(Source data)
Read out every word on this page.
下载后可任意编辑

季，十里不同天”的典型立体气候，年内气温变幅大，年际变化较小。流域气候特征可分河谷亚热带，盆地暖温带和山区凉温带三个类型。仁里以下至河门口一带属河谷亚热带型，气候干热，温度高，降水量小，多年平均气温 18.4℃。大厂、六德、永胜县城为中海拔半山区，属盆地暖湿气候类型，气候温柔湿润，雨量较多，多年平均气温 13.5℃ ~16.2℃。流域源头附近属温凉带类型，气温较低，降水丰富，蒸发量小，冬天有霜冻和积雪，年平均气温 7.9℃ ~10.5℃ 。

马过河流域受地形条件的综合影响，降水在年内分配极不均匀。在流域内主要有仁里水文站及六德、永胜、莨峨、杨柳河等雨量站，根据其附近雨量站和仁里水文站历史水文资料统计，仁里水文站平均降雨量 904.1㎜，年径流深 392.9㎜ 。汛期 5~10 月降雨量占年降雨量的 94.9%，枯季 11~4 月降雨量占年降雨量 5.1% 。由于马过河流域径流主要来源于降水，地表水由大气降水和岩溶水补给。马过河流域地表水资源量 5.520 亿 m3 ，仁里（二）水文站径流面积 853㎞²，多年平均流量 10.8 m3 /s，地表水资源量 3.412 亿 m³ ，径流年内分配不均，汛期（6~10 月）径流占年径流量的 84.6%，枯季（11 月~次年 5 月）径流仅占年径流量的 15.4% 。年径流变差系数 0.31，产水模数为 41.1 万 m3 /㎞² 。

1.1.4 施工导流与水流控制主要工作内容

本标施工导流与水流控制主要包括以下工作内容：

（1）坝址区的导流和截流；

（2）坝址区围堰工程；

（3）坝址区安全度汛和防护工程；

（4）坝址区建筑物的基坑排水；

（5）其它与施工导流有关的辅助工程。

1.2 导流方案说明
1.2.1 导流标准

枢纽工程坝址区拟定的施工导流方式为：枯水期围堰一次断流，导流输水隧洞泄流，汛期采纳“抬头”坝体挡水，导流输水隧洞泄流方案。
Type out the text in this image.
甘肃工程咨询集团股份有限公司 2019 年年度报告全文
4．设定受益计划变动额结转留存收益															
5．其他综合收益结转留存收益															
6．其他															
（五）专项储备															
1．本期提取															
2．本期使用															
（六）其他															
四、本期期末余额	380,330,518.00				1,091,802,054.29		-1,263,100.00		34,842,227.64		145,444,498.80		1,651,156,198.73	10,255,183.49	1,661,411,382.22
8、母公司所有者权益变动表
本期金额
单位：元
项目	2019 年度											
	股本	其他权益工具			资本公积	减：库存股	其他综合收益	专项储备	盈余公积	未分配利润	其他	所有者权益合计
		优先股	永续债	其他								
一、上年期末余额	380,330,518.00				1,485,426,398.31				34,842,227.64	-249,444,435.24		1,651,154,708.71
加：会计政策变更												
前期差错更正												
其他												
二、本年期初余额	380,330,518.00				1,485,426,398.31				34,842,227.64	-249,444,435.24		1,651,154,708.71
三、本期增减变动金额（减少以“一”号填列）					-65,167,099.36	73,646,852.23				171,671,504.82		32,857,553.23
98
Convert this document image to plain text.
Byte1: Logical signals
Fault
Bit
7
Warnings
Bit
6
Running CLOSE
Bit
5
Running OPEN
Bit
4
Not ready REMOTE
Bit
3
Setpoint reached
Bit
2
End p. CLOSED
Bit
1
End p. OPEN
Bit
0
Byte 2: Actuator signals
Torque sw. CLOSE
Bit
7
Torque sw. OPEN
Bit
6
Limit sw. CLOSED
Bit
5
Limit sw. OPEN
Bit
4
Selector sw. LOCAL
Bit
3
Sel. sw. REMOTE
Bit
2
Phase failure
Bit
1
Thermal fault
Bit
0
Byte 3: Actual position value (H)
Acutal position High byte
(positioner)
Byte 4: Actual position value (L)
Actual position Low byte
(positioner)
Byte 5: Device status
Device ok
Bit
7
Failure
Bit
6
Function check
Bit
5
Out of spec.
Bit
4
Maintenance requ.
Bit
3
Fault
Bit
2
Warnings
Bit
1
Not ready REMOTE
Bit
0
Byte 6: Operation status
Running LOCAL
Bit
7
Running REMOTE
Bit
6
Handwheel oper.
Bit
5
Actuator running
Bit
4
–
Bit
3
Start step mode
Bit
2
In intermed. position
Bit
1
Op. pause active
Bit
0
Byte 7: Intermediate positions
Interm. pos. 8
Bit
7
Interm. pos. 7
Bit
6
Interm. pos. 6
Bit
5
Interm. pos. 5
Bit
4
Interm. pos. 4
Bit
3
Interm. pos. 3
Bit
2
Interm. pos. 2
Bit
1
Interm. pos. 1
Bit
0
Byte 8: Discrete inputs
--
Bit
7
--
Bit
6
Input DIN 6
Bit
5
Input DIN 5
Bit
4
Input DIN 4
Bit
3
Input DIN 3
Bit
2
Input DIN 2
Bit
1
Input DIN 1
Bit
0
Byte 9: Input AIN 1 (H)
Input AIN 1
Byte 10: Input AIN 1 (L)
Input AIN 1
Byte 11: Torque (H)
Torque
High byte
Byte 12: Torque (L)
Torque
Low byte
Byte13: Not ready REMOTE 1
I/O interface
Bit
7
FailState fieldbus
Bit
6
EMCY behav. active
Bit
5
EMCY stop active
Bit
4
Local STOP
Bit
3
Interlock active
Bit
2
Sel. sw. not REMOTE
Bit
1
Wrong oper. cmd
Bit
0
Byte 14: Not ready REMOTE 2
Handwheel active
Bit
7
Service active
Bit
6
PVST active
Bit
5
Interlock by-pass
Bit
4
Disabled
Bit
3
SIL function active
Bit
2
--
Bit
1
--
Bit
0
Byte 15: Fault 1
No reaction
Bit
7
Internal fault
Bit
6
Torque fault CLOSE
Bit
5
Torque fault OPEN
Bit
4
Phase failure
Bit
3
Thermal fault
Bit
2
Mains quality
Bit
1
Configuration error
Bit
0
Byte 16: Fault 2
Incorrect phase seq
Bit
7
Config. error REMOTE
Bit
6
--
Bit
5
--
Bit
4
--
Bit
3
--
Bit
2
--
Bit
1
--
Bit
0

Task goal - Extract each entry in full and write it down exactly.

The result -
Read out every word on this page.
下载后可任意编辑

季，十里不同天”的典型立体气候，年内气温变幅大，年际变化较小。流域气候特征可分河谷亚热带，盆地暖温带和山区凉温带三个类型。仁里以下至河门口一带属河谷亚热带型，气候干热，温度高，降水量小，多年平均气温 18.4℃。大厂、六德、永胜县城为中海拔半山区，属盆地暖湿气候类型，气候温柔湿润，雨量较多，多年平均气温 13.5℃ ~16.2℃。流域源头附近属温凉带类型，气温较低，降水丰富，蒸发量小，冬天有霜冻和积雪，年平均气温 7.9℃ ~10.5℃ 。

马过河流域受地形条件的综合影响，降水在年内分配极不均匀。在流域内主要有仁里水文站及六德、永胜、莨峨、杨柳河等雨量站，根据其附近雨量站和仁里水文站历史水文资料统计，仁里水文站平均降雨量 904.1㎜，年径流深 392.9㎜ 。汛期 5~10 月降雨量占年降雨量的 94.9%，枯季 11~4 月降雨量占年降雨量 5.1% 。由于马过河流域径流主要来源于降水，地表水由大气降水和岩溶水补给。马过河流域地表水资源量 5.520 亿 m3 ，仁里（二）水文站径流面积 853㎞²，多年平均流量 10.8 m3 /s，地表水资源量 3.412 亿 m³ ，径流年内分配不均，汛期（6~10 月）径流占年径流量的 84.6%，枯季（11 月~次年 5 月）径流仅占年径流量的 15.4% 。年径流变差系数 0.31，产水模数为 41.1 万 m3 /㎞² 。

1.1.4 施工导流与水流控制主要工作内容

本标施工导流与水流控制主要包括以下工作内容：

（1）坝址区的导流和截流；

（2）坝址区围堰工程；

（3）坝址区安全度汛和防护工程；

（4）坝址区建筑物的基坑排水；

（5）其它与施工导流有关的辅助工程。

1.2 导流方案说明
1.2.1 导流标准

枢纽工程坝址区拟定的施工导流方式为：枯水期围堰一次断流，导流输水隧洞泄流，汛期采纳“抬头”坝体挡水，导流输水隧洞泄流方案。
Type out the text in this image.
甘肃工程咨询集团股份有限公司 2019 年年度报告全文
4．设定受益计划变动额结转留存收益															
5．其他综合收益结转留存收益															
6．其他															
（五）专项储备															
1．本期提取															
2．本期使用															
（六）其他															
四、本期期末余额	380,330,518.00				1,091,802,054.29		-1,263,100.00		34,842,227.64		145,444,498.80		1,651,156,198.73	10,255,183.49	1,661,411,382.22
8、母公司所有者权益变动表
本期金额
单位：元
项目	2019 年度											
	股本	其他权益工具			资本公积	减：库存股	其他综合收益	专项储备	盈余公积	未分配利润	其他	所有者权益合计
		优先股	永续债	其他								
一、上年期末余额	380,330,518.00				1,485,426,398.31				34,842,227.64	-249,444,435.24		1,651,154,708.71
加：会计政策变更												
前期差错更正												
其他												
二、本年期初余额	380,330,518.00				1,485,426,398.31				34,842,227.64	-249,444,435.24		1,651,154,708.71
三、本期增减变动金额（减少以“一”号填列）					-65,167,099.36	73,646,852.23				171,671,504.82		32,857,553.23
98
Convert this document image to plain text.
Byte1: Logical signals
Fault
Bit
7
Warnings
Bit
6
Running CLOSE
Bit
5
Running OPEN
Bit
4
Not ready REMOTE
Bit
3
Setpoint reached
Bit
2
End p. CLOSED
Bit
1
End p. OPEN
Bit
0
Byte 2: Actuator signals
Torque sw. CLOSE
Bit
7
Torque sw. OPEN
Bit
6
Limit sw. CLOSED
Bit
5
Limit sw. OPEN
Bit
4
Selector sw. LOCAL
Bit
3
Sel. sw. REMOTE
Bit
2
Phase failure
Bit
1
Thermal fault
Bit
0
Byte 3: Actual position value (H)
Acutal position High byte
(positioner)
Byte 4: Actual position value (L)
Actual position Low byte
(positioner)
Byte 5: Device status
Device ok
Bit
7
Failure
Bit
6
Function check
Bit
5
Out of spec.
Bit
4
Maintenance requ.
Bit
3
Fault
Bit
2
Warnings
Bit
1
Not ready REMOTE
Bit
0
Byte 6: Operation status
Running LOCAL
Bit
7
Running REMOTE
Bit
6
Handwheel oper.
Bit
5
Actuator running
Bit
4
–
Bit
3
Start step mode
Bit
2
In intermed. position
Bit
1
Op. pause active
Bit
0
Byte 7: Intermediate positions
Interm. pos. 8
Bit
7
Interm. pos. 7
Bit
6
Interm. pos. 6
Bit
5
Interm. pos. 5
Bit
4
Interm. pos. 4
Bit
3
Interm. pos. 3
Bit
2
Interm. pos. 2
Bit
1
Interm. pos. 1
Bit
0
Byte 8: Discrete inputs
--
Bit
7
--
Bit
6
Input DIN 6
Bit
5
Input DIN 5
Bit
4
Input DIN 4
Bit
3
Input DIN 3
Bit
2
Input DIN 2
Bit
1
Input DIN 1
Bit
0
Byte 9: Input AIN 1 (H)
Input AIN 1
Byte 10: Input AIN 1 (L)
Input AIN 1
Byte 11: Torque (H)
Torque
High byte
Byte 12: Torque (L)
Torque
Low byte
Byte13: Not ready REMOTE 1
I/O interface
Bit
7
FailState fieldbus
Bit
6
EMCY behav. active
Bit
5
EMCY stop active
Bit
4
Local STOP
Bit
3
Interlock active
Bit
2
Sel. sw. not REMOTE
Bit
1
Wrong oper. cmd
Bit
0
Byte 14: Not ready REMOTE 2
Handwheel active
Bit
7
Service active
Bit
6
PVST active
Bit
5
Interlock by-pass
Bit
4
Disabled
Bit
3
SIL function active
Bit
2
--
Bit
1
--
Bit
0
Byte 15: Fault 1
No reaction
Bit
7
Internal fault
Bit
6
Torque fault CLOSE
Bit
5
Torque fault OPEN
Bit
4
Phase failure
Bit
3
Thermal fault
Bit
2
Mains quality
Bit
1
Configuration error
Bit
0
Byte 16: Fault 2
Incorrect phase seq
Bit
7
Config. error REMOTE
Bit
6
--
Bit
5
--
Bit
4
--
Bit
3
--
Bit
2
--
Bit
1
--
Bit
0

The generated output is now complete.